#### WHAT IS NEEDED
Go through the entries below and copy each line containing the word "Intensity".

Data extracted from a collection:
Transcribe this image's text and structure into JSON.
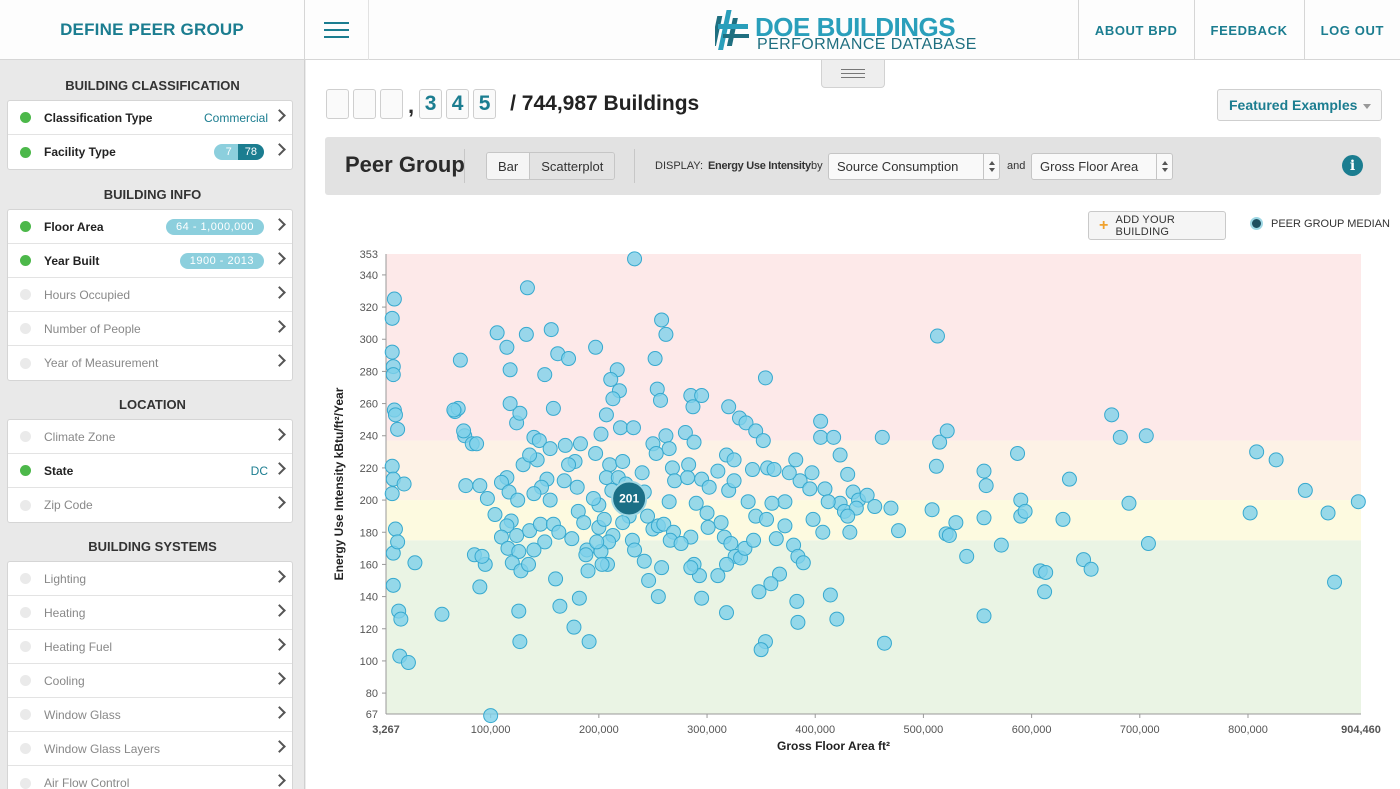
{
  "header": {
    "left_title": "DEFINE PEER GROUP",
    "logo_line1": "DOE BUILDINGS",
    "logo_line2": "PERFORMANCE DATABASE",
    "nav": [
      "ABOUT BPD",
      "FEEDBACK",
      "LOG OUT"
    ]
  },
  "sidebar": {
    "sections": [
      {
        "title": "BUILDING CLASSIFICATION",
        "items": [
          {
            "label": "Classification Type",
            "active": true,
            "value": "Commercial"
          },
          {
            "label": "Facility Type",
            "active": true,
            "pill_a": "7",
            "pill_b": "78"
          }
        ]
      },
      {
        "title": "BUILDING INFO",
        "items": [
          {
            "label": "Floor Area",
            "active": true,
            "pill": "64 - 1,000,000"
          },
          {
            "label": "Year Built",
            "active": true,
            "pill": "1900 - 2013"
          },
          {
            "label": "Hours Occupied",
            "active": false
          },
          {
            "label": "Number of People",
            "active": false
          },
          {
            "label": "Year of Measurement",
            "active": false
          }
        ]
      },
      {
        "title": "LOCATION",
        "items": [
          {
            "label": "Climate Zone",
            "active": false
          },
          {
            "label": "State",
            "active": true,
            "value": "DC"
          },
          {
            "label": "Zip Code",
            "active": false
          }
        ]
      },
      {
        "title": "BUILDING SYSTEMS",
        "items": [
          {
            "label": "Lighting",
            "active": false
          },
          {
            "label": "Heating",
            "active": false
          },
          {
            "label": "Heating Fuel",
            "active": false
          },
          {
            "label": "Cooling",
            "active": false
          },
          {
            "label": "Window Glass",
            "active": false
          },
          {
            "label": "Window Glass Layers",
            "active": false
          },
          {
            "label": "Air Flow Control",
            "active": false
          }
        ]
      }
    ]
  },
  "counter": {
    "digits": [
      "",
      "",
      "",
      "3",
      "4",
      "5"
    ],
    "total": "/ 744,987 Buildings"
  },
  "featured_examples": "Featured Examples",
  "toolbar": {
    "title": "Peer Group",
    "bar_label": "Bar",
    "scatter_label": "Scatterplot",
    "display_label": "DISPLAY:",
    "metric": "Energy Use Intensity",
    "by": "by",
    "select1": "Source Consumption",
    "and": "and",
    "select2": "Gross Floor Area",
    "info": "i"
  },
  "add_building": "ADD YOUR BUILDING",
  "legend_label": "PEER GROUP MEDIAN",
  "chart_data": {
    "type": "scatter",
    "xlabel": "Gross Floor Area ft²",
    "ylabel": "Energy Use Intensity kBtu/ft²/Year",
    "xlim": [
      3267,
      904460
    ],
    "ylim": [
      67,
      353
    ],
    "x_ticks": [
      100000,
      200000,
      300000,
      400000,
      500000,
      600000,
      700000,
      800000
    ],
    "x_tick_labels": [
      "100,000",
      "200,000",
      "300,000",
      "400,000",
      "500,000",
      "600,000",
      "700,000",
      "800,000"
    ],
    "x_end_labels": [
      "3,267",
      "904,460"
    ],
    "y_ticks": [
      80,
      100,
      120,
      140,
      160,
      180,
      200,
      220,
      240,
      260,
      280,
      300,
      320,
      340
    ],
    "y_end_labels": [
      "67",
      "353"
    ],
    "bands": [
      {
        "from": 67,
        "to": 175,
        "color": "#eaf4e4"
      },
      {
        "from": 175,
        "to": 200,
        "color": "#fdfae0"
      },
      {
        "from": 200,
        "to": 237,
        "color": "#fdf2e6"
      },
      {
        "from": 237,
        "to": 353,
        "color": "#fde9e9"
      }
    ],
    "point_color": "#7ed1ea",
    "point_stroke": "#37a9cf",
    "median": {
      "x": 228000,
      "y": 201,
      "label": "201",
      "color": "#1b6f86"
    },
    "points": [
      [
        9000,
        313
      ],
      [
        11000,
        325
      ],
      [
        9000,
        292
      ],
      [
        10000,
        283
      ],
      [
        10000,
        278
      ],
      [
        11000,
        256
      ],
      [
        12000,
        253
      ],
      [
        14000,
        244
      ],
      [
        9000,
        221
      ],
      [
        10000,
        213
      ],
      [
        9000,
        204
      ],
      [
        20000,
        210
      ],
      [
        12000,
        182
      ],
      [
        10000,
        167
      ],
      [
        14000,
        174
      ],
      [
        10000,
        147
      ],
      [
        15000,
        131
      ],
      [
        17000,
        126
      ],
      [
        16000,
        103
      ],
      [
        24000,
        99
      ],
      [
        30000,
        161
      ],
      [
        55000,
        129
      ],
      [
        72000,
        287
      ],
      [
        67000,
        255
      ],
      [
        70000,
        257
      ],
      [
        76000,
        240
      ],
      [
        83000,
        235
      ],
      [
        87000,
        235
      ],
      [
        77000,
        209
      ],
      [
        90000,
        209
      ],
      [
        97000,
        201
      ],
      [
        95000,
        160
      ],
      [
        85000,
        166
      ],
      [
        92000,
        165
      ],
      [
        90000,
        146
      ],
      [
        106000,
        304
      ],
      [
        115000,
        295
      ],
      [
        118000,
        281
      ],
      [
        133000,
        303
      ],
      [
        134000,
        332
      ],
      [
        124000,
        248
      ],
      [
        127000,
        254
      ],
      [
        140000,
        239
      ],
      [
        130000,
        222
      ],
      [
        115000,
        214
      ],
      [
        110000,
        211
      ],
      [
        117000,
        205
      ],
      [
        125000,
        200
      ],
      [
        119000,
        187
      ],
      [
        115000,
        184
      ],
      [
        124000,
        178
      ],
      [
        110000,
        177
      ],
      [
        116000,
        170
      ],
      [
        126000,
        168
      ],
      [
        120000,
        161
      ],
      [
        128000,
        156
      ],
      [
        104000,
        191
      ],
      [
        126000,
        131
      ],
      [
        127000,
        112
      ],
      [
        100000,
        66
      ],
      [
        156000,
        306
      ],
      [
        150000,
        278
      ],
      [
        162000,
        291
      ],
      [
        172000,
        288
      ],
      [
        145000,
        237
      ],
      [
        155000,
        232
      ],
      [
        158000,
        257
      ],
      [
        143000,
        225
      ],
      [
        136000,
        228
      ],
      [
        152000,
        213
      ],
      [
        147000,
        208
      ],
      [
        140000,
        204
      ],
      [
        155000,
        200
      ],
      [
        136000,
        181
      ],
      [
        150000,
        174
      ],
      [
        140000,
        169
      ],
      [
        146000,
        185
      ],
      [
        158000,
        185
      ],
      [
        163000,
        180
      ],
      [
        135000,
        160
      ],
      [
        160000,
        151
      ],
      [
        164000,
        134
      ],
      [
        169000,
        234
      ],
      [
        183000,
        235
      ],
      [
        178000,
        224
      ],
      [
        172000,
        222
      ],
      [
        168000,
        212
      ],
      [
        180000,
        208
      ],
      [
        181000,
        193
      ],
      [
        186000,
        186
      ],
      [
        175000,
        176
      ],
      [
        189000,
        169
      ],
      [
        200000,
        183
      ],
      [
        182000,
        139
      ],
      [
        177000,
        121
      ],
      [
        191000,
        112
      ],
      [
        197000,
        295
      ],
      [
        217000,
        281
      ],
      [
        211000,
        275
      ],
      [
        219000,
        268
      ],
      [
        207000,
        253
      ],
      [
        213000,
        263
      ],
      [
        220000,
        245
      ],
      [
        202000,
        241
      ],
      [
        197000,
        229
      ],
      [
        210000,
        222
      ],
      [
        207000,
        214
      ],
      [
        212000,
        206
      ],
      [
        200000,
        197
      ],
      [
        205000,
        188
      ],
      [
        195000,
        201
      ],
      [
        222000,
        224
      ],
      [
        218000,
        214
      ],
      [
        225000,
        210
      ],
      [
        232000,
        200
      ],
      [
        228000,
        190
      ],
      [
        222000,
        186
      ],
      [
        213000,
        178
      ],
      [
        209000,
        174
      ],
      [
        202000,
        168
      ],
      [
        208000,
        160
      ],
      [
        188000,
        166
      ],
      [
        198000,
        174
      ],
      [
        231000,
        175
      ],
      [
        233000,
        169
      ],
      [
        240000,
        217
      ],
      [
        250000,
        235
      ],
      [
        242000,
        205
      ],
      [
        245000,
        190
      ],
      [
        250000,
        182
      ],
      [
        246000,
        150
      ],
      [
        255000,
        140
      ],
      [
        258000,
        158
      ],
      [
        233000,
        350
      ],
      [
        258000,
        312
      ],
      [
        262000,
        303
      ],
      [
        252000,
        288
      ],
      [
        254000,
        269
      ],
      [
        257000,
        262
      ],
      [
        262000,
        240
      ],
      [
        265000,
        232
      ],
      [
        253000,
        229
      ],
      [
        268000,
        220
      ],
      [
        270000,
        212
      ],
      [
        265000,
        199
      ],
      [
        255000,
        184
      ],
      [
        260000,
        185
      ],
      [
        269000,
        180
      ],
      [
        285000,
        265
      ],
      [
        287000,
        258
      ],
      [
        295000,
        265
      ],
      [
        280000,
        242
      ],
      [
        288000,
        236
      ],
      [
        283000,
        222
      ],
      [
        282000,
        214
      ],
      [
        295000,
        213
      ],
      [
        290000,
        198
      ],
      [
        302000,
        208
      ],
      [
        285000,
        177
      ],
      [
        288000,
        160
      ],
      [
        293000,
        153
      ],
      [
        295000,
        139
      ],
      [
        285000,
        158
      ],
      [
        300000,
        192
      ],
      [
        313000,
        186
      ],
      [
        310000,
        218
      ],
      [
        318000,
        228
      ],
      [
        325000,
        225
      ],
      [
        320000,
        206
      ],
      [
        316000,
        177
      ],
      [
        322000,
        173
      ],
      [
        326000,
        165
      ],
      [
        331000,
        164
      ],
      [
        310000,
        153
      ],
      [
        318000,
        160
      ],
      [
        335000,
        170
      ],
      [
        345000,
        190
      ],
      [
        343000,
        175
      ],
      [
        348000,
        143
      ],
      [
        318000,
        130
      ],
      [
        320000,
        258
      ],
      [
        330000,
        251
      ],
      [
        336000,
        248
      ],
      [
        345000,
        243
      ],
      [
        352000,
        237
      ],
      [
        342000,
        219
      ],
      [
        356000,
        220
      ],
      [
        325000,
        212
      ],
      [
        354000,
        276
      ],
      [
        355000,
        188
      ],
      [
        364000,
        176
      ],
      [
        372000,
        199
      ],
      [
        367000,
        154
      ],
      [
        359000,
        148
      ],
      [
        354000,
        112
      ],
      [
        350000,
        107
      ],
      [
        372000,
        184
      ],
      [
        382000,
        225
      ],
      [
        386000,
        212
      ],
      [
        380000,
        172
      ],
      [
        384000,
        165
      ],
      [
        389000,
        161
      ],
      [
        383000,
        137
      ],
      [
        384000,
        124
      ],
      [
        398000,
        188
      ],
      [
        409000,
        207
      ],
      [
        423000,
        198
      ],
      [
        427000,
        193
      ],
      [
        412000,
        199
      ],
      [
        407000,
        180
      ],
      [
        414000,
        141
      ],
      [
        420000,
        126
      ],
      [
        435000,
        205
      ],
      [
        440000,
        200
      ],
      [
        438000,
        195
      ],
      [
        430000,
        190
      ],
      [
        432000,
        180
      ],
      [
        405000,
        249
      ],
      [
        405000,
        239
      ],
      [
        417000,
        239
      ],
      [
        397000,
        217
      ],
      [
        395000,
        207
      ],
      [
        464000,
        111
      ],
      [
        462000,
        239
      ],
      [
        423000,
        228
      ],
      [
        430000,
        216
      ],
      [
        448000,
        203
      ],
      [
        455000,
        196
      ],
      [
        477000,
        181
      ],
      [
        470000,
        195
      ],
      [
        513000,
        302
      ],
      [
        515000,
        236
      ],
      [
        522000,
        243
      ],
      [
        512000,
        221
      ],
      [
        508000,
        194
      ],
      [
        521000,
        179
      ],
      [
        524000,
        178
      ],
      [
        530000,
        186
      ],
      [
        540000,
        165
      ],
      [
        556000,
        218
      ],
      [
        558000,
        209
      ],
      [
        556000,
        189
      ],
      [
        556000,
        128
      ],
      [
        572000,
        172
      ],
      [
        587000,
        229
      ],
      [
        590000,
        200
      ],
      [
        590000,
        190
      ],
      [
        594000,
        193
      ],
      [
        608000,
        156
      ],
      [
        613000,
        155
      ],
      [
        612000,
        143
      ],
      [
        635000,
        213
      ],
      [
        629000,
        188
      ],
      [
        648000,
        163
      ],
      [
        655000,
        157
      ],
      [
        674000,
        253
      ],
      [
        682000,
        239
      ],
      [
        690000,
        198
      ],
      [
        706000,
        240
      ],
      [
        708000,
        173
      ],
      [
        802000,
        192
      ],
      [
        808000,
        230
      ],
      [
        826000,
        225
      ],
      [
        853000,
        206
      ],
      [
        874000,
        192
      ],
      [
        880000,
        149
      ],
      [
        902000,
        199
      ],
      [
        66000,
        256
      ],
      [
        75000,
        243
      ],
      [
        118000,
        260
      ],
      [
        190000,
        156
      ],
      [
        203000,
        160
      ],
      [
        232000,
        245
      ],
      [
        242000,
        162
      ],
      [
        266000,
        175
      ],
      [
        276000,
        173
      ],
      [
        301000,
        183
      ],
      [
        338000,
        199
      ],
      [
        360000,
        198
      ],
      [
        362000,
        219
      ],
      [
        376000,
        217
      ]
    ]
  }
}
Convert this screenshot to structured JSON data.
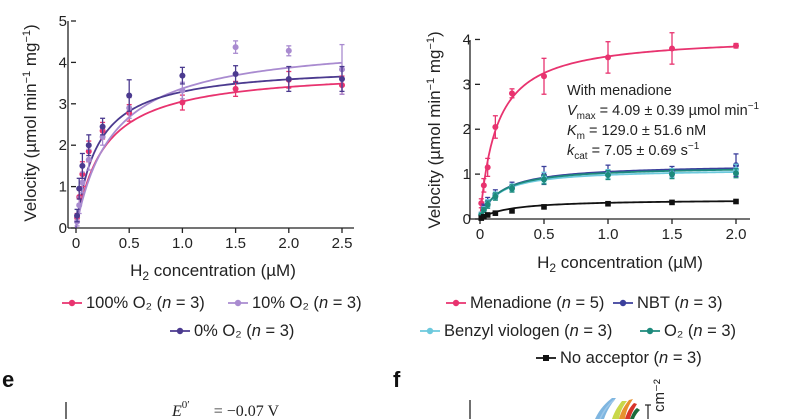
{
  "colors": {
    "pink": "#e8336f",
    "lavender": "#a98bd0",
    "indigo": "#4b3a8f",
    "navy": "#3b3f9c",
    "lightblue": "#6cc9dd",
    "teal": "#1d8a7c",
    "black": "#111111"
  },
  "chart_data": [
    {
      "type": "line",
      "title": "",
      "xlabel": "H₂ concentration (µM)",
      "ylabel": "Velocity (µmol min⁻¹ mg⁻¹)",
      "xlim": [
        0,
        2.5
      ],
      "ylim": [
        0,
        5
      ],
      "xticks": [
        0,
        0.5,
        1.0,
        1.5,
        2.0,
        2.5
      ],
      "xtick_labels": [
        "0",
        "0.5",
        "1.0",
        "1.5",
        "2.0",
        "2.5"
      ],
      "yticks": [
        0,
        1,
        2,
        3,
        4,
        5
      ],
      "ytick_labels": [
        "0",
        "1",
        "2",
        "3",
        "4",
        "5"
      ],
      "series": [
        {
          "name": "100% O₂ (n = 3)",
          "color": "pink",
          "vmax": 3.85,
          "km": 0.26,
          "x": [
            0.01,
            0.03,
            0.06,
            0.12,
            0.25,
            0.5,
            1.0,
            1.5,
            2.0,
            2.5
          ],
          "y": [
            0.25,
            0.75,
            1.3,
            1.85,
            2.35,
            2.78,
            3.03,
            3.36,
            3.58,
            3.45
          ],
          "err": [
            0.1,
            0.2,
            0.3,
            0.25,
            0.2,
            0.2,
            0.18,
            0.18,
            0.2,
            0.22
          ]
        },
        {
          "name": "10% O₂ (n = 3)",
          "color": "lavender",
          "vmax": 4.55,
          "km": 0.35,
          "x": [
            0.01,
            0.03,
            0.06,
            0.12,
            0.25,
            0.5,
            1.0,
            1.5,
            2.0,
            2.5
          ],
          "y": [
            0.15,
            0.55,
            1.1,
            1.65,
            2.2,
            2.9,
            3.32,
            4.37,
            4.28,
            3.83
          ],
          "err": [
            0.1,
            0.2,
            0.25,
            0.25,
            0.2,
            0.25,
            0.2,
            0.15,
            0.12,
            0.6
          ]
        },
        {
          "name": "0% O₂ (n = 3)",
          "color": "indigo",
          "vmax": 3.95,
          "km": 0.2,
          "x": [
            0.01,
            0.03,
            0.06,
            0.12,
            0.25,
            0.5,
            1.0,
            1.5,
            2.0,
            2.5
          ],
          "y": [
            0.3,
            0.95,
            1.5,
            2.0,
            2.45,
            3.2,
            3.68,
            3.72,
            3.6,
            3.6
          ],
          "err": [
            0.15,
            0.25,
            0.3,
            0.25,
            0.2,
            0.38,
            0.2,
            0.2,
            0.3,
            0.3
          ]
        }
      ],
      "legend": {
        "row1": [
          "100% O₂ (n = 3)",
          "10% O₂ (n = 3)"
        ],
        "row2": [
          "0% O₂ (n = 3)"
        ]
      }
    },
    {
      "type": "line",
      "title": "",
      "xlabel": "H₂ concentration (µM)",
      "ylabel": "Velocity (µmol min⁻¹ mg⁻¹)",
      "xlim": [
        0,
        2.0
      ],
      "ylim": [
        0,
        4.3
      ],
      "xticks": [
        0,
        0.5,
        1.0,
        1.5,
        2.0
      ],
      "xtick_labels": [
        "0",
        "0.5",
        "1.0",
        "1.5",
        "2.0"
      ],
      "yticks": [
        0,
        1,
        2,
        3,
        4
      ],
      "ytick_labels": [
        "0",
        "1",
        "2",
        "3",
        "4"
      ],
      "annotation": {
        "line1": "With menadione",
        "line2": "Vmax = 4.09 ± 0.39 µmol min⁻¹",
        "line3": "Km = 129.0 ± 51.6 nM",
        "line4": "kcat = 7.05 ± 0.69 s⁻¹"
      },
      "series": [
        {
          "name": "Menadione (n = 5)",
          "color": "pink",
          "vmax": 4.09,
          "km": 0.129,
          "x": [
            0.01,
            0.03,
            0.06,
            0.12,
            0.25,
            0.5,
            1.0,
            1.5,
            2.0
          ],
          "y": [
            0.35,
            0.75,
            1.15,
            2.05,
            2.8,
            3.18,
            3.6,
            3.8,
            3.86
          ],
          "err": [
            0.1,
            0.15,
            0.2,
            0.25,
            0.1,
            0.4,
            0.35,
            0.35,
            0.05
          ]
        },
        {
          "name": "NBT (n = 3)",
          "color": "navy",
          "vmax": 1.22,
          "km": 0.16,
          "x": [
            0.01,
            0.03,
            0.06,
            0.12,
            0.25,
            0.5,
            1.0,
            1.5,
            2.0
          ],
          "y": [
            0.1,
            0.25,
            0.38,
            0.55,
            0.72,
            0.97,
            1.05,
            1.05,
            1.2
          ],
          "err": [
            0.05,
            0.08,
            0.1,
            0.1,
            0.1,
            0.2,
            0.15,
            0.12,
            0.25
          ]
        },
        {
          "name": "Benzyl viologen (n = 3)",
          "color": "lightblue",
          "vmax": 1.12,
          "km": 0.14,
          "x": [
            0.01,
            0.03,
            0.06,
            0.12,
            0.25,
            0.5,
            1.0,
            1.5,
            2.0
          ],
          "y": [
            0.1,
            0.22,
            0.35,
            0.52,
            0.7,
            0.92,
            1.0,
            1.02,
            1.1
          ],
          "err": [
            0.05,
            0.05,
            0.08,
            0.08,
            0.08,
            0.12,
            0.1,
            0.1,
            0.12
          ]
        },
        {
          "name": "O₂ (n = 3)",
          "color": "teal",
          "vmax": 1.18,
          "km": 0.15,
          "x": [
            0.01,
            0.03,
            0.06,
            0.12,
            0.25,
            0.5,
            1.0,
            1.5,
            2.0
          ],
          "y": [
            0.08,
            0.2,
            0.32,
            0.5,
            0.68,
            0.88,
            0.98,
            1.0,
            1.02
          ],
          "err": [
            0.05,
            0.05,
            0.08,
            0.08,
            0.08,
            0.1,
            0.1,
            0.1,
            0.1
          ]
        },
        {
          "name": "No acceptor (n = 3)",
          "color": "black",
          "vmax": 0.44,
          "km": 0.22,
          "x": [
            0.01,
            0.03,
            0.06,
            0.12,
            0.25,
            0.5,
            1.0,
            1.5,
            2.0
          ],
          "y": [
            0.02,
            0.05,
            0.09,
            0.13,
            0.18,
            0.27,
            0.34,
            0.37,
            0.39
          ],
          "err": [
            0.01,
            0.01,
            0.02,
            0.02,
            0.02,
            0.03,
            0.03,
            0.03,
            0.03
          ]
        }
      ],
      "legend": {
        "row1": [
          "Menadione (n = 5)",
          "NBT (n = 3)"
        ],
        "row2": [
          "Benzyl viologen (n = 3)",
          "O₂ (n = 3)"
        ],
        "row3": [
          "No acceptor (n = 3)"
        ]
      }
    }
  ],
  "panel_labels": {
    "e": "e",
    "f": "f"
  },
  "fragments": {
    "e_equation_lhs": "E",
    "e_equation_sup": "0′",
    "e_equation_rhs": "= −0.07 V"
  }
}
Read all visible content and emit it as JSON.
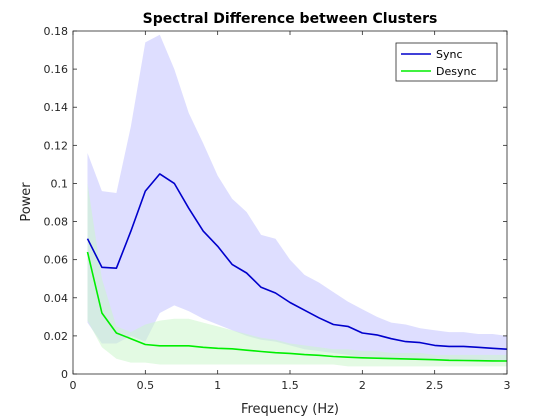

#### FULL RESPONSE
    "metric": "Energy Use Intensity",
    "ylabel": "Energy Use Intensity kBtu/ft²/Year",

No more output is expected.